[Data items]

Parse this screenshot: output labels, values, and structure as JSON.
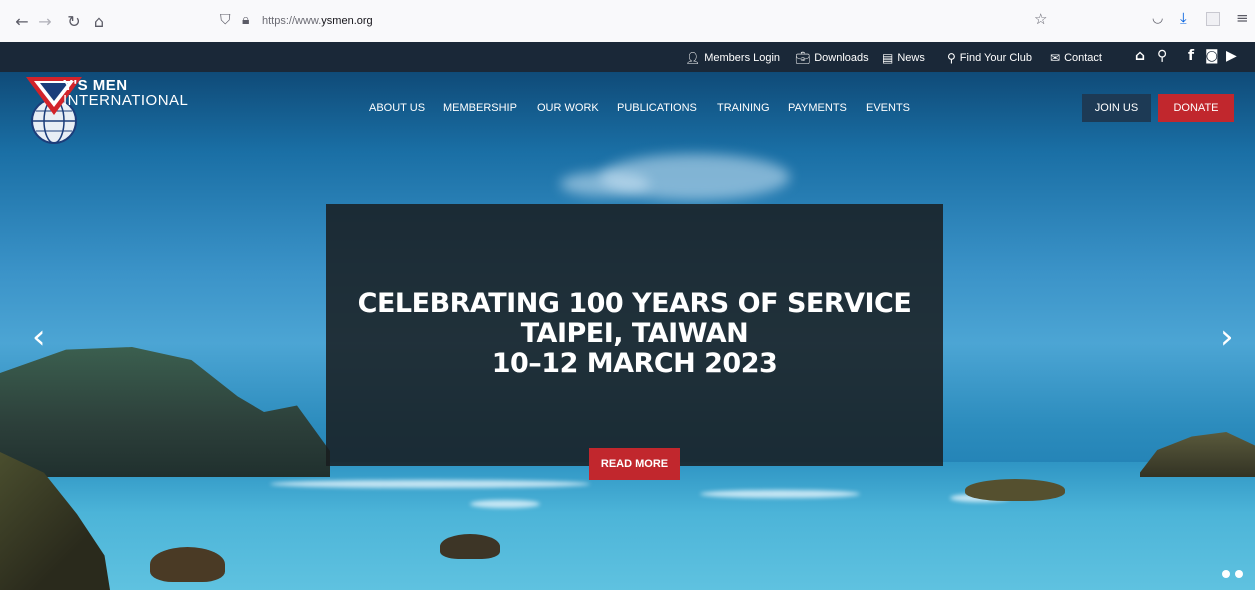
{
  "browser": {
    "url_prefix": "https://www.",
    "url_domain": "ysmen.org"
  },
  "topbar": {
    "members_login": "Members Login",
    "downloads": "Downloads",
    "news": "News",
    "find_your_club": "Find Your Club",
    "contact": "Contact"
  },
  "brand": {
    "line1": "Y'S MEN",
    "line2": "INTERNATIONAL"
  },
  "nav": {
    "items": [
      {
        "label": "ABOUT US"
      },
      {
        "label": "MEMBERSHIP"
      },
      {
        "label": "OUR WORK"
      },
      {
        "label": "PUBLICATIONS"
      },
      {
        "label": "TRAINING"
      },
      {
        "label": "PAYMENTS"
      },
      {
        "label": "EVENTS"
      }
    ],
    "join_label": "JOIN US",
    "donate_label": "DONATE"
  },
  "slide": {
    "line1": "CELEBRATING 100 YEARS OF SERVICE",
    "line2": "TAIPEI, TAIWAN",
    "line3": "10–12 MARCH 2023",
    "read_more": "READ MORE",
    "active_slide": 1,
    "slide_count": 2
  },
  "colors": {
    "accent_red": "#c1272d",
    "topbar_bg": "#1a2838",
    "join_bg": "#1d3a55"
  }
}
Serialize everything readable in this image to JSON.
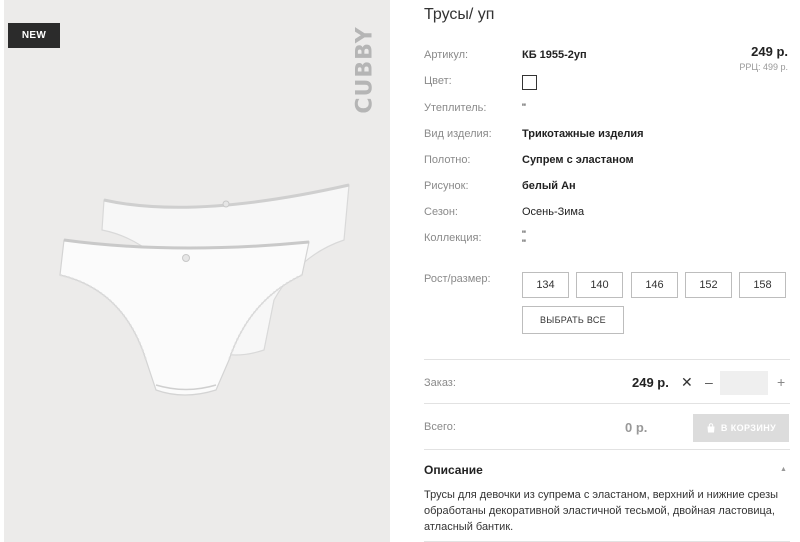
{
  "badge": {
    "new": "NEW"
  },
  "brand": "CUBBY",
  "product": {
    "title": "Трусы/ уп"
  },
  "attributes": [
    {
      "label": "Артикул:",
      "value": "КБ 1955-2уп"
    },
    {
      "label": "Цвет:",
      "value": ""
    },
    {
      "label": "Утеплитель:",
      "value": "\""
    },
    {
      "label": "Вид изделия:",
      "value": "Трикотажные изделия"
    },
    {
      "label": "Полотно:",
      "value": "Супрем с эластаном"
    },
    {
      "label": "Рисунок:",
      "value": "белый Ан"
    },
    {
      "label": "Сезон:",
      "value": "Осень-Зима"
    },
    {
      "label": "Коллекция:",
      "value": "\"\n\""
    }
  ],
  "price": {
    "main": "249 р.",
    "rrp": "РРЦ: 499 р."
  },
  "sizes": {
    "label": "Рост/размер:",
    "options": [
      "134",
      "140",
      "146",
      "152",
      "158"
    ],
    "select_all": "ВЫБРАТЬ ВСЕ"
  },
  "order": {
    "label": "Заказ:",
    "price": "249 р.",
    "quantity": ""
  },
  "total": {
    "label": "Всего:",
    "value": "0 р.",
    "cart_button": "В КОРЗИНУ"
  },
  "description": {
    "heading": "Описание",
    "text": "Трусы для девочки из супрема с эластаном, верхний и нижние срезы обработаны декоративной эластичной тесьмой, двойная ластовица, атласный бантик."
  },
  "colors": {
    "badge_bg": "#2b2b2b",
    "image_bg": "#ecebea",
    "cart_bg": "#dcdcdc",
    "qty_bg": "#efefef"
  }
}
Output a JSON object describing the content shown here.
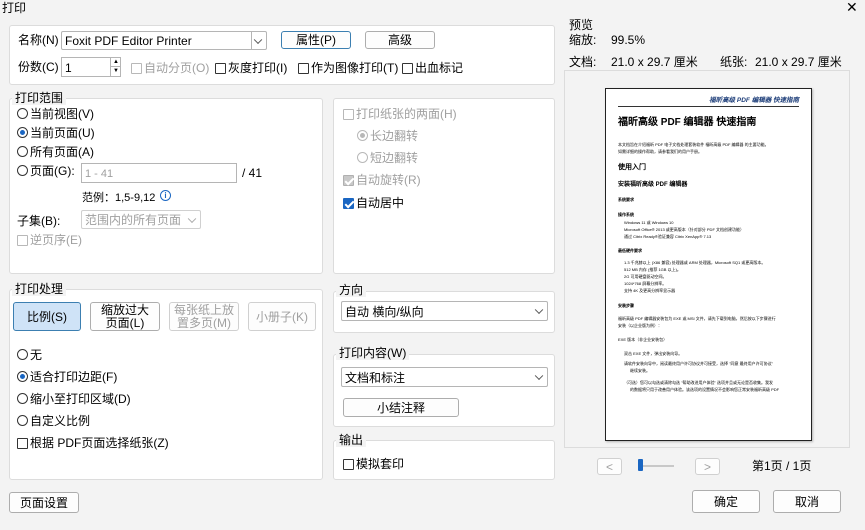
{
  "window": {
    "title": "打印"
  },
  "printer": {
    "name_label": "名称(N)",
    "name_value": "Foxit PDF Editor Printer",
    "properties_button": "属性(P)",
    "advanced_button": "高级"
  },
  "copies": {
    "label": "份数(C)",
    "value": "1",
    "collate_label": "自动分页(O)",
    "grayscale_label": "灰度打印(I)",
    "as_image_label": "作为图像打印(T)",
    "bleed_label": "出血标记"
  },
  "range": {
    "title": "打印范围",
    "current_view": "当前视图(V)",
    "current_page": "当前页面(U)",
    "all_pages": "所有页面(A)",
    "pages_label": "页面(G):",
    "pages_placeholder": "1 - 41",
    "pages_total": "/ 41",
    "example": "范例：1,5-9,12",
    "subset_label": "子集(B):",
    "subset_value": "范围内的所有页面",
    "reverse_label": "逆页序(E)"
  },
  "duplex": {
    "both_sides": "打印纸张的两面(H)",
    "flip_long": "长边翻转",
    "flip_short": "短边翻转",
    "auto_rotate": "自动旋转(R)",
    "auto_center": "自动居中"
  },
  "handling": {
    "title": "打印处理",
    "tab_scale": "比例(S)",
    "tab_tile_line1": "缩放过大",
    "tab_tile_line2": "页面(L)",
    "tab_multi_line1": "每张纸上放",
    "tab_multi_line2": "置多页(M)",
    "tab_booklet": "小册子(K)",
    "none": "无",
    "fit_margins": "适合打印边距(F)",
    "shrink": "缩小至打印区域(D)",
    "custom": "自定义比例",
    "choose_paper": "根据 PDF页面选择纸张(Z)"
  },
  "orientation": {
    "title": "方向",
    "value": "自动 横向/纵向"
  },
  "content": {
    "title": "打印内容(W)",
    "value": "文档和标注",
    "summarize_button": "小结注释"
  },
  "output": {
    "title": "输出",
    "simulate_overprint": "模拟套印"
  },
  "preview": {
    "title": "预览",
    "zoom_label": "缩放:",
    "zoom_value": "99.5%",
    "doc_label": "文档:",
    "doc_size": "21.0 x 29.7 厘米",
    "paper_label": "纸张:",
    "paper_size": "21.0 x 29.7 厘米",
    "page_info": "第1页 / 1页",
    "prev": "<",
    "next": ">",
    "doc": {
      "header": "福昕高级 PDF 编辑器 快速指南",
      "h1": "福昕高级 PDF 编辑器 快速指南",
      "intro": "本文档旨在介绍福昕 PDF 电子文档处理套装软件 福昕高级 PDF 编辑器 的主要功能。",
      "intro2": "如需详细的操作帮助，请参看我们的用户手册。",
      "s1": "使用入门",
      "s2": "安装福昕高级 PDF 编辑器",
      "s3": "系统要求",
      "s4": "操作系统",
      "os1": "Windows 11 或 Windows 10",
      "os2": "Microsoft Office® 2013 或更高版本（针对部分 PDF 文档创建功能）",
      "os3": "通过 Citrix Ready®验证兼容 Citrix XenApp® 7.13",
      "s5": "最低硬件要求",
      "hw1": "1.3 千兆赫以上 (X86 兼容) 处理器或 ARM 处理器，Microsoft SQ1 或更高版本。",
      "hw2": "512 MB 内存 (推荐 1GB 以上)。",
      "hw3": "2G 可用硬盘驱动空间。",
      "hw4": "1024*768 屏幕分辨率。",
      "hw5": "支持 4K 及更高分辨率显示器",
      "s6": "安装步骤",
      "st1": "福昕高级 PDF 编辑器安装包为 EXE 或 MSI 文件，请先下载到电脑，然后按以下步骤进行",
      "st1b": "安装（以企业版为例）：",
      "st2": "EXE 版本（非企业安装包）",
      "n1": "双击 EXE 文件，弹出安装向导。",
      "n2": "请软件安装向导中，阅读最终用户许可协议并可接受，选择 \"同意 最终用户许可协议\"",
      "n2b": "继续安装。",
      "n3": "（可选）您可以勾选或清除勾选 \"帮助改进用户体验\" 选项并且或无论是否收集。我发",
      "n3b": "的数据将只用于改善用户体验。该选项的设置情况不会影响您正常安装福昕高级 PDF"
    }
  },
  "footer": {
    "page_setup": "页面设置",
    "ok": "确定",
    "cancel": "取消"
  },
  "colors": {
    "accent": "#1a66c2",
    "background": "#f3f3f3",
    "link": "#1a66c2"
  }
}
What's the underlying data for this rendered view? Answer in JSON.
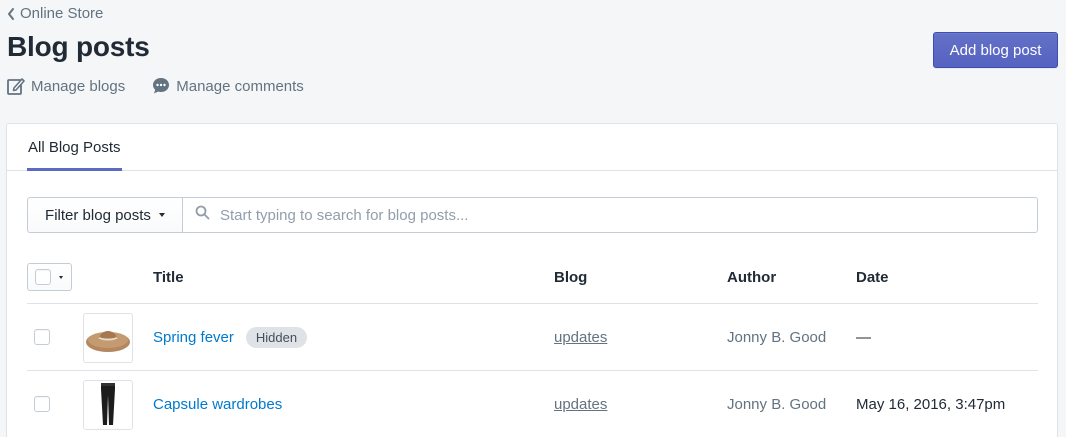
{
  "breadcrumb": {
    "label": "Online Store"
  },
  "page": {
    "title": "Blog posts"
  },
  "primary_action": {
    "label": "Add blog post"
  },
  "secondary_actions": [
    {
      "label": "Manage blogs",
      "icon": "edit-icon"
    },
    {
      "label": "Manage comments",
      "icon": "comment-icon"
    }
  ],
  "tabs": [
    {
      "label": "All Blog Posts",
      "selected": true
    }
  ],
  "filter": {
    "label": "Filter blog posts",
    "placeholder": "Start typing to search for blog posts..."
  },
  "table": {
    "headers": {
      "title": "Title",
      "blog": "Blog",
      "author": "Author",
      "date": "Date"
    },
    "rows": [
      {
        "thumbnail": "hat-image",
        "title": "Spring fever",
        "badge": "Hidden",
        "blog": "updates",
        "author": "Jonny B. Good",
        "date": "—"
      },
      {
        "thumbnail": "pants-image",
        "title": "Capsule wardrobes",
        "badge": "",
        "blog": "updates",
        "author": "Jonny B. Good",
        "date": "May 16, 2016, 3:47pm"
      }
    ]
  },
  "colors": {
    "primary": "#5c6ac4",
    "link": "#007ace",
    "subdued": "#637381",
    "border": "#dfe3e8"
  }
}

Direction
Out of the material above, select every line that holds the string "Microsoft".

Response to this task
      "os2": "Microsoft Office® 2013 或更高版本（针对部分 PDF 文档创建功能）",
      "hw1": "1.3 千兆赫以上 (X86 兼容) 处理器或 ARM 处理器，Microsoft SQ1 或更高版本。",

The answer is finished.